[To do]
Without the images, print all the entries below exactly as given.

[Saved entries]

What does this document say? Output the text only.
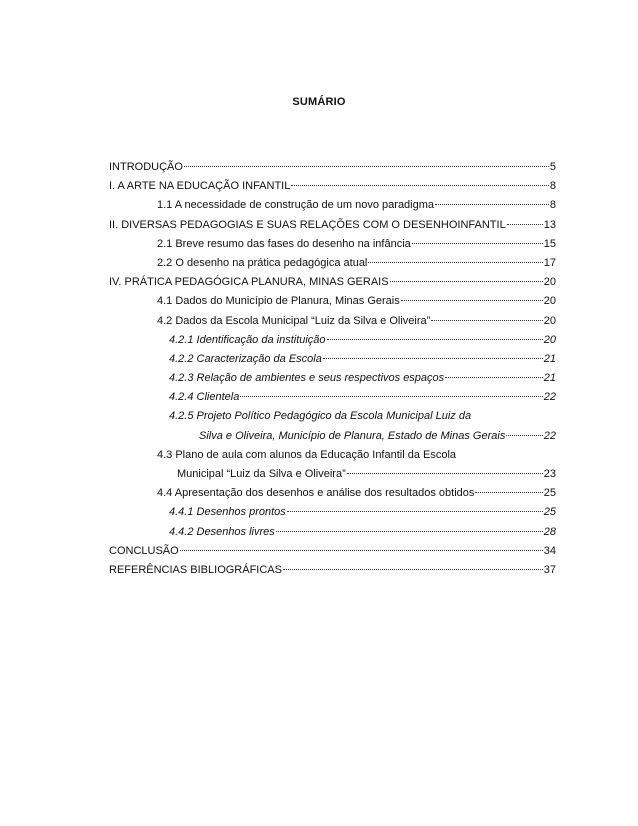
SUMÁRIO
INTRODUÇÃO	5
I. A ARTE NA EDUCAÇÃO INFANTIL	8
1.1 A necessidade de construção de um novo paradigma	8
II. DIVERSAS PEDAGOGIAS E SUAS RELAÇÕES COM O DESENHOINFANTIL	13
2.1 Breve resumo das fases do desenho na infância	15
2.2 O desenho na prática pedagógica atual	17
IV. PRÁTICA PEDAGÓGICA PLANURA, MINAS GERAIS	20
4.1 Dados do Município de Planura, Minas Gerais	20
4.2 Dados da Escola Municipal “Luiz da Silva e Oliveira”	20
4.2.1 Identificação da instituição	20
4.2.2 Caracterização da Escola	21
4.2.3 Relação de ambientes e seus respectivos espaços	21
4.2.4 Clientela	22
4.2.5 Projeto Político Pedagógico da Escola Municipal Luiz da
Silva e Oliveira, Município de Planura, Estado de Minas Gerais	22
4.3 Plano de aula com alunos da Educação Infantil da Escola
Municipal “Luiz da Silva e Oliveira”	23
4.4 Apresentação dos desenhos e análise dos resultados obtidos	25
4.4.1 Desenhos prontos	25
4.4.2 Desenhos livres	28
CONCLUSÃO	34
REFERÊNCIAS BIBLIOGRÁFICAS	37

[Problem solution]
What does this document say? Output the text only.
SUMÁRIO
INTRODUÇÃO	5
I. A ARTE NA EDUCAÇÃO INFANTIL	8
1.1 A necessidade de construção de um novo paradigma	8
II. DIVERSAS PEDAGOGIAS E SUAS RELAÇÕES COM O DESENHOINFANTIL	13
2.1 Breve resumo das fases do desenho na infância	15
2.2 O desenho na prática pedagógica atual	17
IV. PRÁTICA PEDAGÓGICA PLANURA, MINAS GERAIS	20
4.1 Dados do Município de Planura, Minas Gerais	20
4.2 Dados da Escola Municipal “Luiz da Silva e Oliveira”	20
4.2.1 Identificação da instituição	20
4.2.2 Caracterização da Escola	21
4.2.3 Relação de ambientes e seus respectivos espaços	21
4.2.4 Clientela	22
4.2.5 Projeto Político Pedagógico da Escola Municipal Luiz da
Silva e Oliveira, Município de Planura, Estado de Minas Gerais	22
4.3 Plano de aula com alunos da Educação Infantil da Escola
Municipal “Luiz da Silva e Oliveira”	23
4.4 Apresentação dos desenhos e análise dos resultados obtidos	25
4.4.1 Desenhos prontos	25
4.4.2 Desenhos livres	28
CONCLUSÃO	34
REFERÊNCIAS BIBLIOGRÁFICAS	37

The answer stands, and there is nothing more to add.